* begin EXTRACTED DATA *

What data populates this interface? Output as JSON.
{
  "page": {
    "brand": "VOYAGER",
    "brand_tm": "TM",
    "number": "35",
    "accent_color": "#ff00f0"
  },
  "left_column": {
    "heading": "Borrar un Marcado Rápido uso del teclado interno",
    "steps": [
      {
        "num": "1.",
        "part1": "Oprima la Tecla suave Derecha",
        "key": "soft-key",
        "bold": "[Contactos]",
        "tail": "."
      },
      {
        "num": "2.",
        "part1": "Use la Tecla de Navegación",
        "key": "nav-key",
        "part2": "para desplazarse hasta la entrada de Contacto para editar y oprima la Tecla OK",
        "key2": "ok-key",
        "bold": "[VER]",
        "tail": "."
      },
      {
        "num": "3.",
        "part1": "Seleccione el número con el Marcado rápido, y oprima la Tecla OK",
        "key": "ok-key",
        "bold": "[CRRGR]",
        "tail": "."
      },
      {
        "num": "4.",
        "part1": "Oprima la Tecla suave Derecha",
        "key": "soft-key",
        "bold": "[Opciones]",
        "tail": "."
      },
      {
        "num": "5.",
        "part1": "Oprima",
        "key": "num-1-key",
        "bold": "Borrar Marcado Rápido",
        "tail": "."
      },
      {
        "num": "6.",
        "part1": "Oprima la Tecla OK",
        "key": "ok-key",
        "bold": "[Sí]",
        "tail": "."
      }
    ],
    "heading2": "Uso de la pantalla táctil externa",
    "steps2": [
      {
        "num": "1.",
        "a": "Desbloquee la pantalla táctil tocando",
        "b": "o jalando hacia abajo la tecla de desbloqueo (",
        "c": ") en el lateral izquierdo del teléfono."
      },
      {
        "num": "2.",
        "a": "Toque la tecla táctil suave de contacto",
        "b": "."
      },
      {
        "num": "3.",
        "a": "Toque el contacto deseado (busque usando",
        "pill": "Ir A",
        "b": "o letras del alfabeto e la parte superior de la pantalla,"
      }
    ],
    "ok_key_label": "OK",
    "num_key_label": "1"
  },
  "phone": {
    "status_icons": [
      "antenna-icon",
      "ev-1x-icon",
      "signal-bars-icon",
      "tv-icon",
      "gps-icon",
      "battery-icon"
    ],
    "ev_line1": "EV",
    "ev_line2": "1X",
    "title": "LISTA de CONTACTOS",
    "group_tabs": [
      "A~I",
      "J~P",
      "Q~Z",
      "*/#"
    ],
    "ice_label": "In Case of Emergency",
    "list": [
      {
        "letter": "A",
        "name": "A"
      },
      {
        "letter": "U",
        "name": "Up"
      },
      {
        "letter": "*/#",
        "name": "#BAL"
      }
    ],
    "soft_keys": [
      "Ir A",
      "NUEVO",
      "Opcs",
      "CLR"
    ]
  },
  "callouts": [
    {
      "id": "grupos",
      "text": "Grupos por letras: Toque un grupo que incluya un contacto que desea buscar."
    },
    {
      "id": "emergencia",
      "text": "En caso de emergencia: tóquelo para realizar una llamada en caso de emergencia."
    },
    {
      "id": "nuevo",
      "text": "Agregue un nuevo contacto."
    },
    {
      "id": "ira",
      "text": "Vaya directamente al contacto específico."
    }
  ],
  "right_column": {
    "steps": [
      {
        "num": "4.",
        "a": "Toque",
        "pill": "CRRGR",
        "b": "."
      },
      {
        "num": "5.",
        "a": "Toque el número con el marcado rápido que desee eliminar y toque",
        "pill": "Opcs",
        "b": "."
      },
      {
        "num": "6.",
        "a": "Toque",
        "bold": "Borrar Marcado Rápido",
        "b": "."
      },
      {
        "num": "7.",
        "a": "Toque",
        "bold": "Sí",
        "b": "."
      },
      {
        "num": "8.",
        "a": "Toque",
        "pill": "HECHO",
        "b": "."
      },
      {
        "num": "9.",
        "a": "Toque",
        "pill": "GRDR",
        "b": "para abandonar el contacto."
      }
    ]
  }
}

* end EXTRACTED DATA *

- [SET TASK]:
Reproduce all the records precisely.

- [ANSWER TO THIS PROBLEM]:
What data populates this interface? Output as JSON.
{
  "page": {
    "brand": "VOYAGER",
    "brand_tm": "TM",
    "number": "35",
    "accent_color": "#ff00f0"
  },
  "left_column": {
    "heading": "Borrar un Marcado Rápido uso del teclado interno",
    "steps": [
      {
        "num": "1.",
        "part1": "Oprima la Tecla suave Derecha",
        "key": "soft-key",
        "bold": "[Contactos]",
        "tail": "."
      },
      {
        "num": "2.",
        "part1": "Use la Tecla de Navegación",
        "key": "nav-key",
        "part2": "para desplazarse hasta la entrada de Contacto para editar y oprima la Tecla OK",
        "key2": "ok-key",
        "bold": "[VER]",
        "tail": "."
      },
      {
        "num": "3.",
        "part1": "Seleccione el número con el Marcado rápido, y oprima la Tecla OK",
        "key": "ok-key",
        "bold": "[CRRGR]",
        "tail": "."
      },
      {
        "num": "4.",
        "part1": "Oprima la Tecla suave Derecha",
        "key": "soft-key",
        "bold": "[Opciones]",
        "tail": "."
      },
      {
        "num": "5.",
        "part1": "Oprima",
        "key": "num-1-key",
        "bold": "Borrar Marcado Rápido",
        "tail": "."
      },
      {
        "num": "6.",
        "part1": "Oprima la Tecla OK",
        "key": "ok-key",
        "bold": "[Sí]",
        "tail": "."
      }
    ],
    "heading2": "Uso de la pantalla táctil externa",
    "steps2": [
      {
        "num": "1.",
        "a": "Desbloquee la pantalla táctil tocando",
        "b": "o jalando hacia abajo la tecla de desbloqueo (",
        "c": ") en el lateral izquierdo del teléfono."
      },
      {
        "num": "2.",
        "a": "Toque la tecla táctil suave de contacto",
        "b": "."
      },
      {
        "num": "3.",
        "a": "Toque el contacto deseado (busque usando",
        "pill": "Ir A",
        "b": "o letras del alfabeto e la parte superior de la pantalla,"
      }
    ],
    "ok_key_label": "OK",
    "num_key_label": "1"
  },
  "phone": {
    "status_icons": [
      "antenna-icon",
      "ev-1x-icon",
      "signal-bars-icon",
      "tv-icon",
      "gps-icon",
      "battery-icon"
    ],
    "ev_line1": "EV",
    "ev_line2": "1X",
    "title": "LISTA de CONTACTOS",
    "group_tabs": [
      "A~I",
      "J~P",
      "Q~Z",
      "*/#"
    ],
    "ice_label": "In Case of Emergency",
    "list": [
      {
        "letter": "A",
        "name": "A"
      },
      {
        "letter": "U",
        "name": "Up"
      },
      {
        "letter": "*/#",
        "name": "#BAL"
      }
    ],
    "soft_keys": [
      "Ir A",
      "NUEVO",
      "Opcs",
      "CLR"
    ]
  },
  "callouts": [
    {
      "id": "grupos",
      "text": "Grupos por letras: Toque un grupo que incluya un contacto que desea buscar."
    },
    {
      "id": "emergencia",
      "text": "En caso de emergencia: tóquelo para realizar una llamada en caso de emergencia."
    },
    {
      "id": "nuevo",
      "text": "Agregue un nuevo contacto."
    },
    {
      "id": "ira",
      "text": "Vaya directamente al contacto específico."
    }
  ],
  "right_column": {
    "steps": [
      {
        "num": "4.",
        "a": "Toque",
        "pill": "CRRGR",
        "b": "."
      },
      {
        "num": "5.",
        "a": "Toque el número con el marcado rápido que desee eliminar y toque",
        "pill": "Opcs",
        "b": "."
      },
      {
        "num": "6.",
        "a": "Toque",
        "bold": "Borrar Marcado Rápido",
        "b": "."
      },
      {
        "num": "7.",
        "a": "Toque",
        "bold": "Sí",
        "b": "."
      },
      {
        "num": "8.",
        "a": "Toque",
        "pill": "HECHO",
        "b": "."
      },
      {
        "num": "9.",
        "a": "Toque",
        "pill": "GRDR",
        "b": "para abandonar el contacto."
      }
    ]
  }
}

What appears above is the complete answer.